REQUIRED TASKS:
1. In the step-prediction text, how much earlier than the static predictor can the proposed dynamic predictor determine whether a perturbed person will need to take a step?
2. Continue the step-prediction text, starting after its final sentence.
[[ DOCUMENT SECTION open ]]
For posterior perturbations, the static predictor showed good sensitivity but poor specificity (
Figure 3B). Although the dynamic predictors with Th.1P and Th.3P showed high sensitivity, it was due to the fact that these thresholds were so large that the COPv during natural standing always reached them. Therefore, these dynamic predictors are not suitable for the step predictors. The dynamic predictors with Th.4P and Th.5P showed high specificity but low sensitivity. If we consider incorporating the step predictor into an FES standing system it would be better for the step predictor to have high sensitivity even if it has low specificity. Therefore, these dynamic predictors are not suitable for those purposes. The predictor that showed a performance equivalent to that of the static predictor was the one with Th.2P. Additionally, the dynamic predictor showed a longer prediction time compared to that of the static predictor (
Figure 4B). The results indicate that the dynamic predictor with Th.2P is capable of predicting stepping better than the static predictor. However, both the dynamic predictor and the static predictor for the posterior perturbation showed poor specificity. This point remains to be improved in future before incorporating the step predictor into an FES standing system.
As this study involved only young subjects, it would be valuable to examine the relationship between COP and COPv for the elderly, and whether the predictor coefficients are affected by age, neurological and musculo-skeletal disorders. Also, different thresholds may be found for different populations.
3.4. Conclusions
We found a linear relationship between the peak COPv and the peak COP caused by a perturbation applied to an able-bodied individual during quiet standing. As the peak COPv occurs considerably before the peak COP displacement, the peak COP estimated using a regression equation from the peak COPv may serve as a step predictor if it is compared with a COP step threshold. Thus, we proposed the dynamic predictor which can determine 171-225 ms earlier than the static predictor whether a perturbed individual will have to take a step due to a perturbation.
[[ DOCUMENT SECTION closed ]]
[[ RECORDS PROVIDED open ]]
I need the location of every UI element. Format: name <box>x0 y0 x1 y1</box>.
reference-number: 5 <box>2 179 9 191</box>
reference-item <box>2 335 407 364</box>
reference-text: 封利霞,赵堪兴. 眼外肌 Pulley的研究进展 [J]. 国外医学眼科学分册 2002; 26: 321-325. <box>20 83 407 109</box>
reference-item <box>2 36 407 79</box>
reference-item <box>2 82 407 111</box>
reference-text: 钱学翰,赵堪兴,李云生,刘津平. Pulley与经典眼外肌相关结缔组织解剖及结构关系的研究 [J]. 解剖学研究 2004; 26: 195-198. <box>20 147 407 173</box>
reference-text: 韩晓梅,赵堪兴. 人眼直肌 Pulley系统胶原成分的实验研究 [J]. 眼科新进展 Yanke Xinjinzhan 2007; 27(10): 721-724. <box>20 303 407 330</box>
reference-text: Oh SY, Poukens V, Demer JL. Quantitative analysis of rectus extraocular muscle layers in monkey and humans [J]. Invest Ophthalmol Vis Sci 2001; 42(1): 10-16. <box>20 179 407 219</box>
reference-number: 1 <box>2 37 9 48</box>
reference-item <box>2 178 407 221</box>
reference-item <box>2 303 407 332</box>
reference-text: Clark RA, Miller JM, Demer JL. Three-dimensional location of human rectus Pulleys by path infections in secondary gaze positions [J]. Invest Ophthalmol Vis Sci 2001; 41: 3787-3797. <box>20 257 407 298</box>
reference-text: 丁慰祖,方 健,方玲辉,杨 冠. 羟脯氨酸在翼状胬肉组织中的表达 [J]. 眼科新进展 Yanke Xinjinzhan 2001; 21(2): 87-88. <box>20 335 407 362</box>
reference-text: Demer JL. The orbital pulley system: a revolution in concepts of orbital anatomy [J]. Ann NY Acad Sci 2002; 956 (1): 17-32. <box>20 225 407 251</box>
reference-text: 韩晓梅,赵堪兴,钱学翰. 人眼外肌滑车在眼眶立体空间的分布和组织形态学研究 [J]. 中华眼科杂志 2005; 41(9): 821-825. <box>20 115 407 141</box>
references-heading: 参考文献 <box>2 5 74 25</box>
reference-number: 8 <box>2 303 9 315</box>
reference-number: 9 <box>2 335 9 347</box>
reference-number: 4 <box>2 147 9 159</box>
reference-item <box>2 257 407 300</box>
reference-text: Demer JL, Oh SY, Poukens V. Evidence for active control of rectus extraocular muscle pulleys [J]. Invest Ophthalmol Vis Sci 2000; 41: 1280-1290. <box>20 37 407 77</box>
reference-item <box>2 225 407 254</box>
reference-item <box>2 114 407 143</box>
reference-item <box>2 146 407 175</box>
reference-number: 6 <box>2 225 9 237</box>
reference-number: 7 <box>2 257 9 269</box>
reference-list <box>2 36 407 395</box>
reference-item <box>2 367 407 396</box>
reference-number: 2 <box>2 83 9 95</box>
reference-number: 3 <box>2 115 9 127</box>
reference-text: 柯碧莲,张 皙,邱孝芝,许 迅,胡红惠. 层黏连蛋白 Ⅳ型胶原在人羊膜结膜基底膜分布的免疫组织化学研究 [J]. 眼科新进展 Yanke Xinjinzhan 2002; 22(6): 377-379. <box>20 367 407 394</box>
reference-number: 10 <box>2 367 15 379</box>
[[ RECORDS PROVIDED closed ]]
ANSWERS FOR THIS EXERCISE:
1. 171–225 ms earlier.

2.
The results of this study showed an important parameter of human standing physiology and provided an algorithm for the sensor system that can be used to detect instability during quiet standing. In the near future, the sensor system with this algorithm will be implemented in a close-loop feedback system with a neuroprosthesis for standing. The sensor system will be developed using insole miniaturized pressure sensors which will be used to measure the COPv continuously and in real-time. By means of COPv measurements, this sensory system will be able to predict instability during quiet stance and will be able to predict how much COP will be displaced as a result of an external perturbation. Such information can be used by a neuroprosthesis to generate an appropriate sequence of muscle contractions to compensate for the perturbation and prevent the body from losing balance and falling. The same sensory system could be also used as a diagnostic tool to evaluate balance in stroke patients or aged individuals. These individuals could be instrumented with the sensor to measure their behavior during activities of daily living to help clinicians understand better when and why these individuals became unstable and fall.